Would you reproduce every one of the entries below word for word, omitting the pictures?
══ AVAILABLE RECORDS
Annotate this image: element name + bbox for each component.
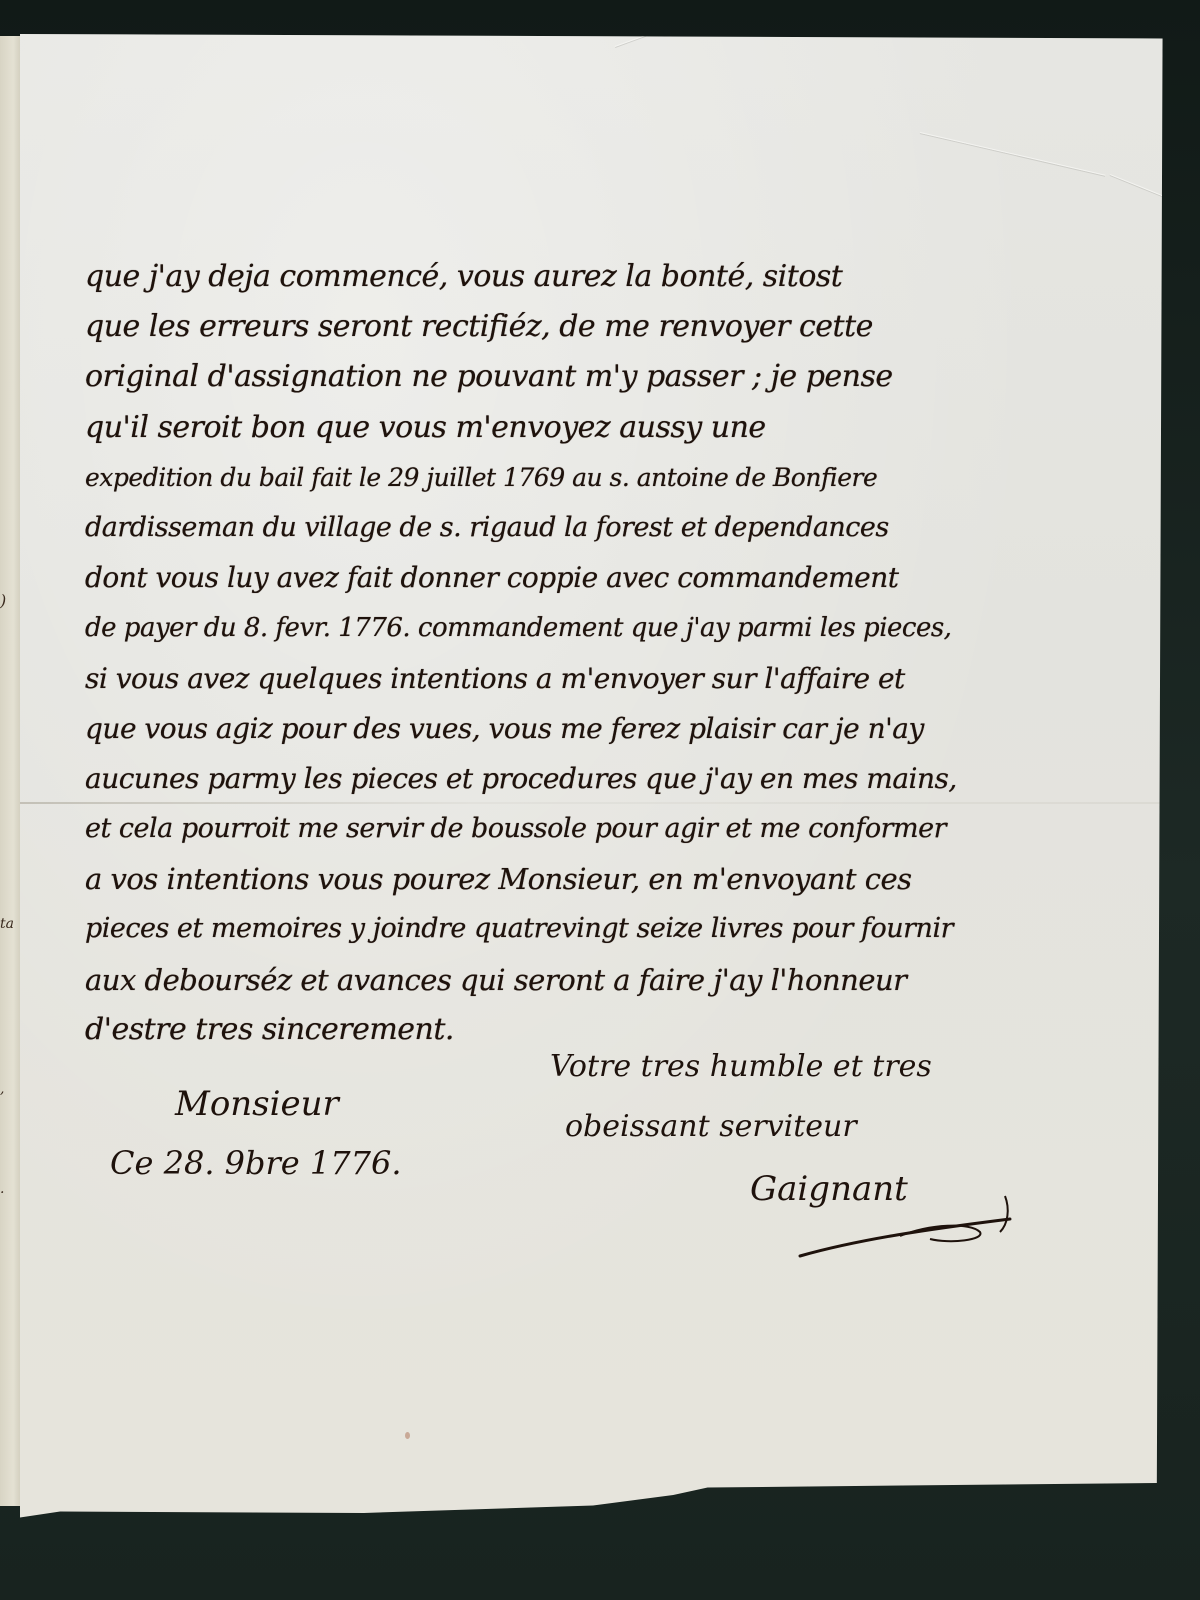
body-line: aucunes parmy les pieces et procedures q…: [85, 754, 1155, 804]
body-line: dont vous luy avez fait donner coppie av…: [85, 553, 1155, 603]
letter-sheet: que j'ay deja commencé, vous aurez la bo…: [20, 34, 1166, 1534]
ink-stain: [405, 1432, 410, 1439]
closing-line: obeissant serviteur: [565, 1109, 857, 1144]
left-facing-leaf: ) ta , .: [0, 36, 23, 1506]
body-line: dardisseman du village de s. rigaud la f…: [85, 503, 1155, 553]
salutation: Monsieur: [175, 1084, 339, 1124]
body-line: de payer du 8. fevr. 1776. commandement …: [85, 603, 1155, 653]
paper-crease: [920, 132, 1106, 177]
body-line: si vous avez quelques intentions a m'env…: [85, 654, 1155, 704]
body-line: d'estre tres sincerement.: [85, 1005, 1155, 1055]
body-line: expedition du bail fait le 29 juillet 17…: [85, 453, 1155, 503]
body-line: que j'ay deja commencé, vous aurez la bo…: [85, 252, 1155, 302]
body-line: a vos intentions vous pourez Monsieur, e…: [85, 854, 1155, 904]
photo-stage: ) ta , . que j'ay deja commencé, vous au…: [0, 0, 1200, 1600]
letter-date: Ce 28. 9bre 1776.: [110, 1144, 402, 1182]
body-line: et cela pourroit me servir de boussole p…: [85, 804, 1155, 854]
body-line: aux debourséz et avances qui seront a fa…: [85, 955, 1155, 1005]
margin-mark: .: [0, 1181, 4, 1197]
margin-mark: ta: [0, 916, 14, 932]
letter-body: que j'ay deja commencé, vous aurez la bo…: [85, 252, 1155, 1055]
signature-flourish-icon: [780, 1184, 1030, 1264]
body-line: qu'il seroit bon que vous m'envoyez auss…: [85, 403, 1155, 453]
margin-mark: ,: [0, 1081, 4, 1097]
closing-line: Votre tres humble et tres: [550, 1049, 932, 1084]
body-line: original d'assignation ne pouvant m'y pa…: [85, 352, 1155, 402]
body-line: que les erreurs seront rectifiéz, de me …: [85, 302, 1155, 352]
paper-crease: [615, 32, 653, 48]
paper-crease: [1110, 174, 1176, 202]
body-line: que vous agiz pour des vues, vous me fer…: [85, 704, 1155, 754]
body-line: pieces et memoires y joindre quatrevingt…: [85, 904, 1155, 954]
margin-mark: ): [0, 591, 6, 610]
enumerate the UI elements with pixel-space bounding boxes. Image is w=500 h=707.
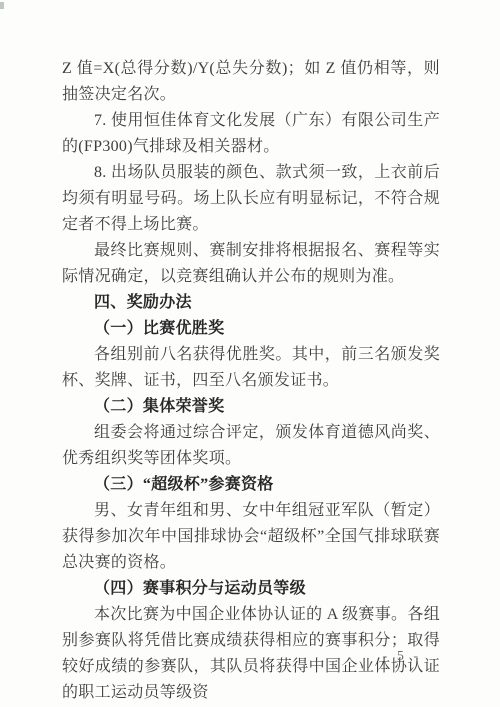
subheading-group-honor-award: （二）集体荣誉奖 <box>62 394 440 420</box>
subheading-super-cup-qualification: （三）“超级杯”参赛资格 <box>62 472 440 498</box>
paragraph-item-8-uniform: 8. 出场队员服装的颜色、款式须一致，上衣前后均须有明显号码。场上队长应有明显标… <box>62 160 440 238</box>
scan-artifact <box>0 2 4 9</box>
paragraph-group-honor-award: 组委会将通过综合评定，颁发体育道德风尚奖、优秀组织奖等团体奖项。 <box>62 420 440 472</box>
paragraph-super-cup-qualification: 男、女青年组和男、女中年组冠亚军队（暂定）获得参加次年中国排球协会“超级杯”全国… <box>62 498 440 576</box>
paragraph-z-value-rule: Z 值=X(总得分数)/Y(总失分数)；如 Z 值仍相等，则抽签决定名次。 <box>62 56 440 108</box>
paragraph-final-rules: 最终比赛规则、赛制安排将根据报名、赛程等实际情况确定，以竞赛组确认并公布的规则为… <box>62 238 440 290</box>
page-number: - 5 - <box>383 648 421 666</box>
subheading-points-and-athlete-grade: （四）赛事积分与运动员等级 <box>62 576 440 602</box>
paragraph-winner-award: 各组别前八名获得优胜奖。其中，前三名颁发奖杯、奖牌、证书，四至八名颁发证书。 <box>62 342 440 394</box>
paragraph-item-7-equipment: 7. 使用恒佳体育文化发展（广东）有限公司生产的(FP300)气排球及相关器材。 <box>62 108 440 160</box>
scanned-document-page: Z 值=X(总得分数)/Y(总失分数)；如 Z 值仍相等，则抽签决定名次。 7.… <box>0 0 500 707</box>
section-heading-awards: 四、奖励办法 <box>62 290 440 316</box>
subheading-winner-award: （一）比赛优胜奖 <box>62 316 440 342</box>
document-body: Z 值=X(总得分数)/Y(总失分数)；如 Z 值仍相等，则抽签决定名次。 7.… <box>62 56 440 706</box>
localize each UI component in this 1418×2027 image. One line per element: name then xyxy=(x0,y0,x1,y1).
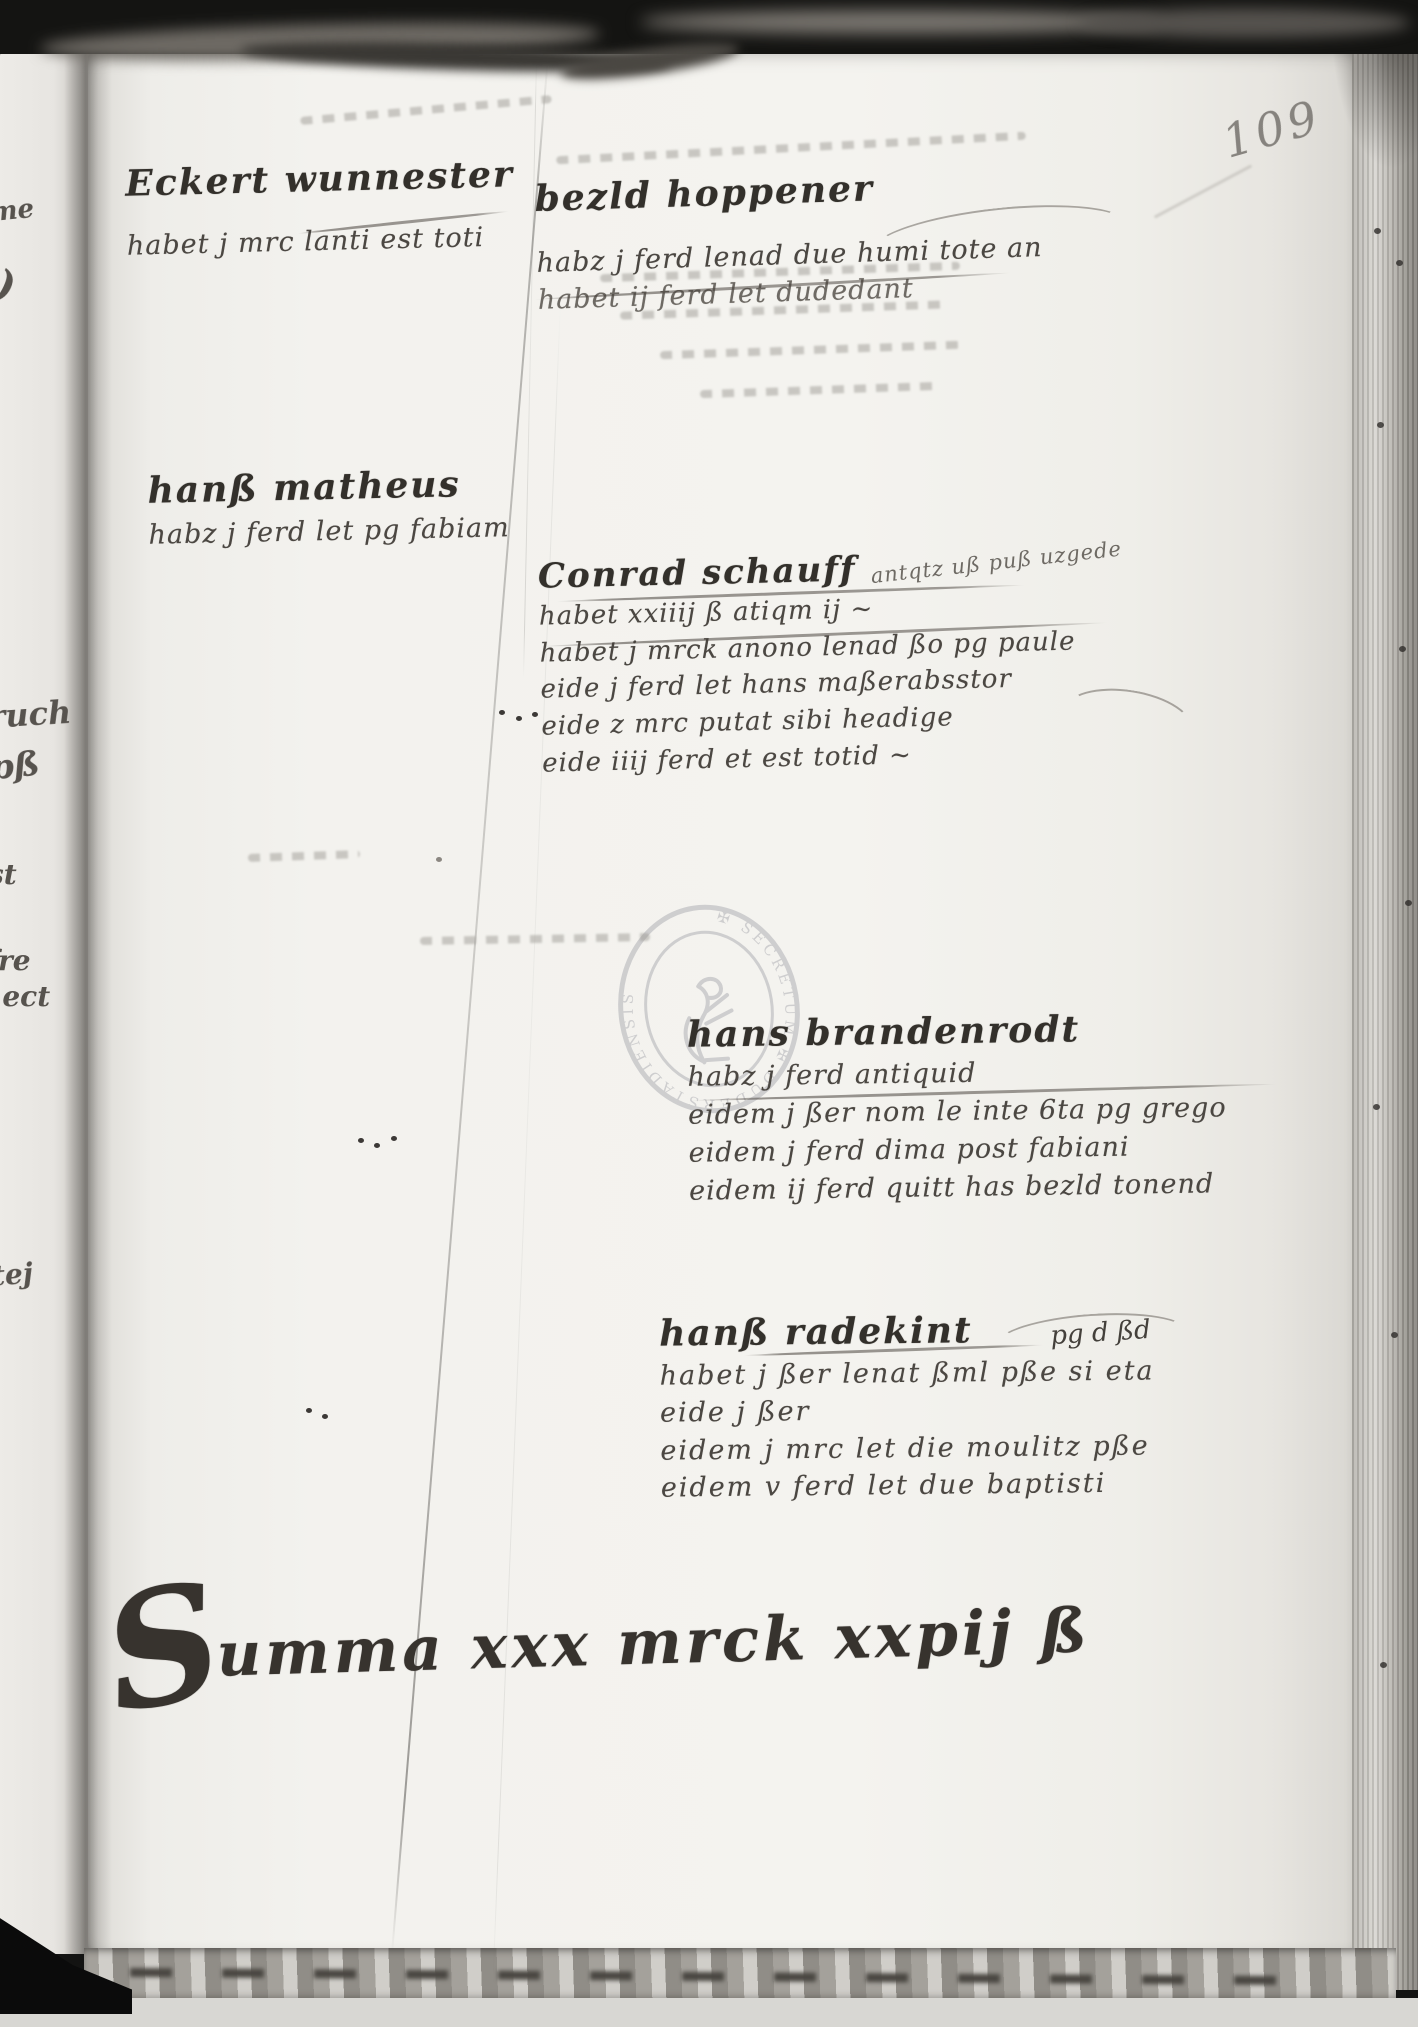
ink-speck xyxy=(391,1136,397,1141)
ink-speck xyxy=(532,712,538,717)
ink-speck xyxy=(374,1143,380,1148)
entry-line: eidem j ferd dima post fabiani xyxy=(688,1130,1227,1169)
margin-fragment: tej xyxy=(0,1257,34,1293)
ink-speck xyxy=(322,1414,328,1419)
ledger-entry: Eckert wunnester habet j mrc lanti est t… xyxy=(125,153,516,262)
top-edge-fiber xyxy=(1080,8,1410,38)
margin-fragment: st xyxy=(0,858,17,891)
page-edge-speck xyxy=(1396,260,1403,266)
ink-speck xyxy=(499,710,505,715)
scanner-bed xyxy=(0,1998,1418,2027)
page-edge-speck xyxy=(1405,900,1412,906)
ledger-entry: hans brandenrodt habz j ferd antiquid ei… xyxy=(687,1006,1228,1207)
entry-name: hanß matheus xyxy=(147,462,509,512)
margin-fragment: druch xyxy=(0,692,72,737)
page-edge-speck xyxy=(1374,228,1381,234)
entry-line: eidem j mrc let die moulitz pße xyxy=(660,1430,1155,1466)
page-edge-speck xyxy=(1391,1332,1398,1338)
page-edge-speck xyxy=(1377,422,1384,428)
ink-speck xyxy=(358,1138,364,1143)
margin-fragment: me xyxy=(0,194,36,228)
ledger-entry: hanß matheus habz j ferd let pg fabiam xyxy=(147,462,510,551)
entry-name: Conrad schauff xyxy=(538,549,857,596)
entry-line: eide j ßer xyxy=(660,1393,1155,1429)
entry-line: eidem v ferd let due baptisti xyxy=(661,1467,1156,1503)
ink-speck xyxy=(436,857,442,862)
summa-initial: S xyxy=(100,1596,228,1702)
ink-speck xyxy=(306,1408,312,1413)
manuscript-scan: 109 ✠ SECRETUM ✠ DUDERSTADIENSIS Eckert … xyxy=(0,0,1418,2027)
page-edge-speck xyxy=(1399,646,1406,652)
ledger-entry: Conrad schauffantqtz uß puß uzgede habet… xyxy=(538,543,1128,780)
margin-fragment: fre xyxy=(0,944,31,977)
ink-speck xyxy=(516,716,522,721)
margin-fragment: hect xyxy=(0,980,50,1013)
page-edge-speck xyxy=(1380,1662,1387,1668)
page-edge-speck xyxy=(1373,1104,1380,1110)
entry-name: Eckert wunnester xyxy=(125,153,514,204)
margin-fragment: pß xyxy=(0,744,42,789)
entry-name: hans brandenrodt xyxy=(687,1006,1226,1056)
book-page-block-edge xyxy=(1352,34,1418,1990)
════
*PROBLEM SOLUTION:*
Annotate this image: element name + bbox for each component.
body-line: aucunes parmy les pieces et procedures q…: [85, 754, 1155, 804]
body-line: dont vous luy avez fait donner coppie av…: [85, 553, 1155, 603]
letter-sheet: que j'ay deja commencé, vous aurez la bo…: [20, 34, 1166, 1534]
ink-stain: [405, 1432, 410, 1439]
closing-line: obeissant serviteur: [565, 1109, 857, 1144]
left-facing-leaf: ) ta , .: [0, 36, 23, 1506]
body-line: dardisseman du village de s. rigaud la f…: [85, 503, 1155, 553]
salutation: Monsieur: [175, 1084, 339, 1124]
body-line: de payer du 8. fevr. 1776. commandement …: [85, 603, 1155, 653]
paper-crease: [920, 132, 1106, 177]
body-line: si vous avez quelques intentions a m'env…: [85, 654, 1155, 704]
body-line: d'estre tres sincerement.: [85, 1005, 1155, 1055]
body-line: expedition du bail fait le 29 juillet 17…: [85, 453, 1155, 503]
body-line: que j'ay deja commencé, vous aurez la bo…: [85, 252, 1155, 302]
body-line: a vos intentions vous pourez Monsieur, e…: [85, 854, 1155, 904]
photo-stage: ) ta , . que j'ay deja commencé, vous au…: [0, 0, 1200, 1600]
letter-date: Ce 28. 9bre 1776.: [110, 1144, 402, 1182]
body-line: et cela pourroit me servir de boussole p…: [85, 804, 1155, 854]
body-line: aux debourséz et avances qui seront a fa…: [85, 955, 1155, 1005]
margin-mark: .: [0, 1181, 4, 1197]
margin-mark: ta: [0, 916, 14, 932]
letter-body: que j'ay deja commencé, vous aurez la bo…: [85, 252, 1155, 1055]
signature-flourish-icon: [780, 1184, 1030, 1264]
body-line: qu'il seroit bon que vous m'envoyez auss…: [85, 403, 1155, 453]
margin-mark: ,: [0, 1081, 4, 1097]
closing-line: Votre tres humble et tres: [550, 1049, 932, 1084]
body-line: original d'assignation ne pouvant m'y pa…: [85, 352, 1155, 402]
body-line: que les erreurs seront rectifiéz, de me …: [85, 302, 1155, 352]
paper-crease: [615, 32, 653, 48]
paper-crease: [1110, 174, 1176, 202]
body-line: que vous agiz pour des vues, vous me fer…: [85, 704, 1155, 754]
body-line: pieces et memoires y joindre quatrevingt…: [85, 904, 1155, 954]
margin-mark: ): [0, 591, 6, 610]
enumerate the UI elements with pixel-space bounding boxes. Image is w=500 h=707.
subheading-group-honor-award: （二）集体荣誉奖 <box>62 394 440 420</box>
subheading-super-cup-qualification: （三）“超级杯”参赛资格 <box>62 472 440 498</box>
paragraph-item-8-uniform: 8. 出场队员服装的颜色、款式须一致，上衣前后均须有明显号码。场上队长应有明显标… <box>62 160 440 238</box>
scan-artifact <box>0 2 4 9</box>
paragraph-group-honor-award: 组委会将通过综合评定，颁发体育道德风尚奖、优秀组织奖等团体奖项。 <box>62 420 440 472</box>
paragraph-super-cup-qualification: 男、女青年组和男、女中年组冠亚军队（暂定）获得参加次年中国排球协会“超级杯”全国… <box>62 498 440 576</box>
paragraph-z-value-rule: Z 值=X(总得分数)/Y(总失分数)；如 Z 值仍相等，则抽签决定名次。 <box>62 56 440 108</box>
paragraph-final-rules: 最终比赛规则、赛制安排将根据报名、赛程等实际情况确定，以竞赛组确认并公布的规则为… <box>62 238 440 290</box>
page-number: - 5 - <box>383 648 421 666</box>
subheading-points-and-athlete-grade: （四）赛事积分与运动员等级 <box>62 576 440 602</box>
paragraph-winner-award: 各组别前八名获得优胜奖。其中，前三名颁发奖杯、奖牌、证书，四至八名颁发证书。 <box>62 342 440 394</box>
paragraph-item-7-equipment: 7. 使用恒佳体育文化发展（广东）有限公司生产的(FP300)气排球及相关器材。 <box>62 108 440 160</box>
scanned-document-page: Z 值=X(总得分数)/Y(总失分数)；如 Z 值仍相等，则抽签决定名次。 7.… <box>0 0 500 707</box>
section-heading-awards: 四、奖励办法 <box>62 290 440 316</box>
subheading-winner-award: （一）比赛优胜奖 <box>62 316 440 342</box>
document-body: Z 值=X(总得分数)/Y(总失分数)；如 Z 值仍相等，则抽签决定名次。 7.… <box>62 56 440 706</box>
localize each UI component in this 1418×2027 image. One line per element: name then xyxy=(x0,y0,x1,y1).
ink-speck xyxy=(391,1136,397,1141)
ink-speck xyxy=(532,712,538,717)
ink-speck xyxy=(374,1143,380,1148)
entry-line: eidem j ferd dima post fabiani xyxy=(688,1130,1227,1169)
margin-fragment: tej xyxy=(0,1257,34,1293)
ink-speck xyxy=(322,1414,328,1419)
ledger-entry: Eckert wunnester habet j mrc lanti est t… xyxy=(125,153,516,262)
top-edge-fiber xyxy=(1080,8,1410,38)
margin-fragment: st xyxy=(0,858,17,891)
page-edge-speck xyxy=(1396,260,1403,266)
ink-speck xyxy=(499,710,505,715)
scanner-bed xyxy=(0,1998,1418,2027)
page-edge-speck xyxy=(1405,900,1412,906)
ledger-entry: hans brandenrodt habz j ferd antiquid ei… xyxy=(687,1006,1228,1207)
entry-name: hanß matheus xyxy=(147,462,509,512)
margin-fragment: druch xyxy=(0,692,72,737)
page-edge-speck xyxy=(1374,228,1381,234)
entry-line: eidem j mrc let die moulitz pße xyxy=(660,1430,1155,1466)
page-edge-speck xyxy=(1391,1332,1398,1338)
page-edge-speck xyxy=(1377,422,1384,428)
ink-speck xyxy=(358,1138,364,1143)
margin-fragment: me xyxy=(0,194,36,228)
ledger-entry: hanß matheus habz j ferd let pg fabiam xyxy=(147,462,510,551)
entry-name: Conrad schauff xyxy=(538,549,857,596)
entry-line: eide j ßer xyxy=(660,1393,1155,1429)
entry-line: eidem v ferd let due baptisti xyxy=(661,1467,1156,1503)
ink-speck xyxy=(436,857,442,862)
summa-initial: S xyxy=(100,1596,228,1702)
ink-speck xyxy=(306,1408,312,1413)
manuscript-scan: 109 ✠ SECRETUM ✠ DUDERSTADIENSIS Eckert … xyxy=(0,0,1418,2027)
page-edge-speck xyxy=(1399,646,1406,652)
ledger-entry: Conrad schauffantqtz uß puß uzgede habet… xyxy=(538,543,1128,780)
margin-fragment: fre xyxy=(0,944,31,977)
ink-speck xyxy=(516,716,522,721)
margin-fragment: hect xyxy=(0,980,50,1013)
page-edge-speck xyxy=(1380,1662,1387,1668)
page-edge-speck xyxy=(1373,1104,1380,1110)
entry-name: Eckert wunnester xyxy=(125,153,514,204)
margin-fragment: pß xyxy=(0,744,42,789)
entry-name: hans brandenrodt xyxy=(687,1006,1226,1056)
book-page-block-edge xyxy=(1352,34,1418,1990)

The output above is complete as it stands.